= EXERCISE =
Repeat the full listing below verbatim and keep the images out.

= TASK INPUT =
— start —
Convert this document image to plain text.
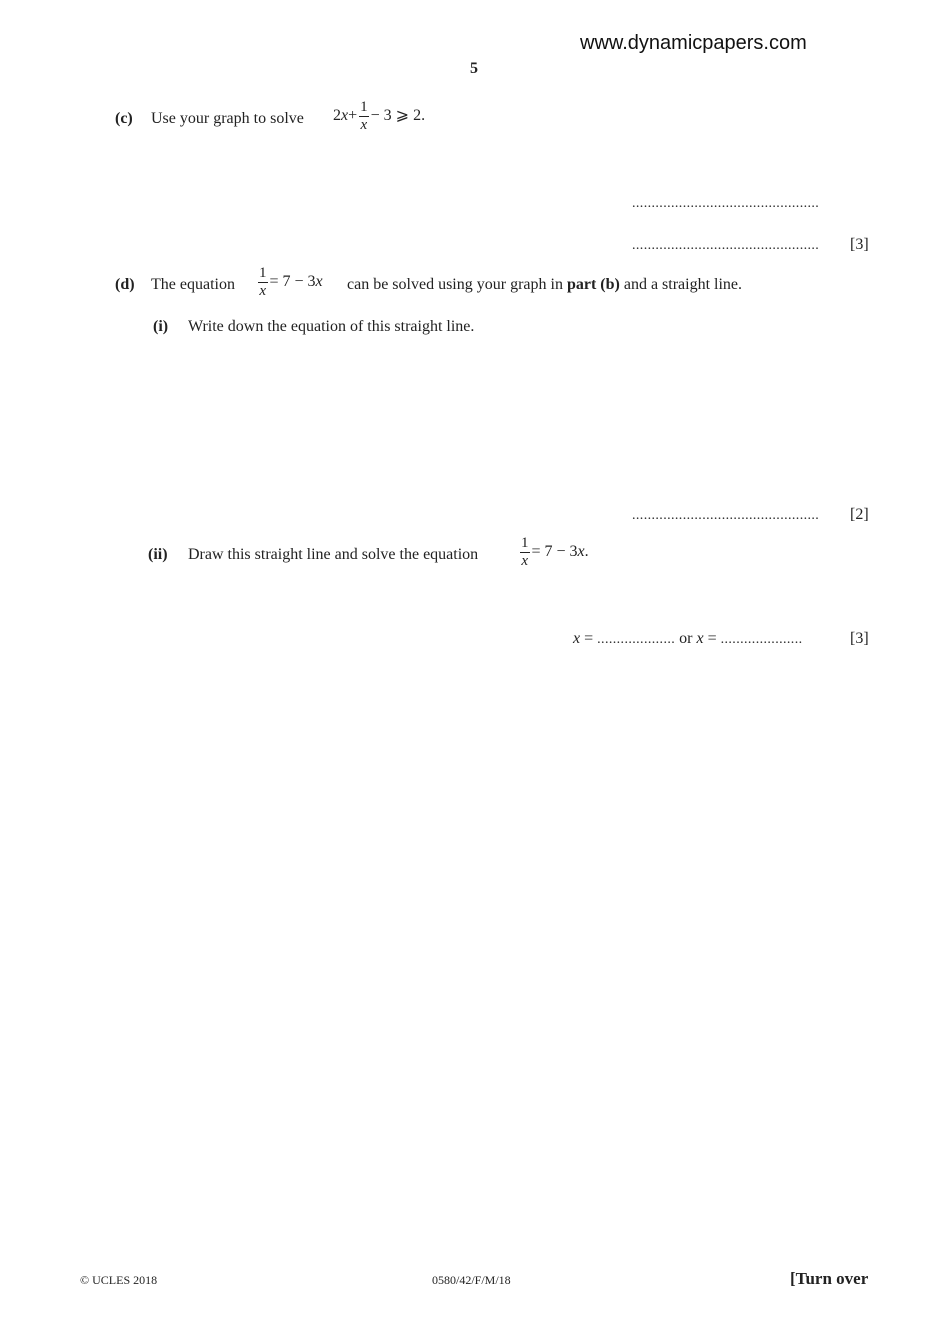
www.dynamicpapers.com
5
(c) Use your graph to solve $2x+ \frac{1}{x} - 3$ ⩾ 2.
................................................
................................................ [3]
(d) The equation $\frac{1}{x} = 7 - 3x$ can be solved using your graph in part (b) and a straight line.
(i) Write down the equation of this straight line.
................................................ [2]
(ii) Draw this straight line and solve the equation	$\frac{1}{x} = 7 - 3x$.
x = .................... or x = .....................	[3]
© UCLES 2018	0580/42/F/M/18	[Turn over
— end —
= RESPONSE BELOW =
Convert this document image to plain text.
www.dynamicpapers.com
5
(c) Use your graph to solve $2x+ \frac{1}{x} - 3$ ⩾ 2.
................................................
................................................ [3]
(d) The equation $\frac{1}{x} = 7 - 3x$ can be solved using your graph in part (b) and a straight line.
(i) Write down the equation of this straight line.
................................................ [2]
(ii) Draw this straight line and solve the equation	$\frac{1}{x} = 7 - 3x$.
x = .................... or x = .....................	[3]
© UCLES 2018	0580/42/F/M/18	[Turn over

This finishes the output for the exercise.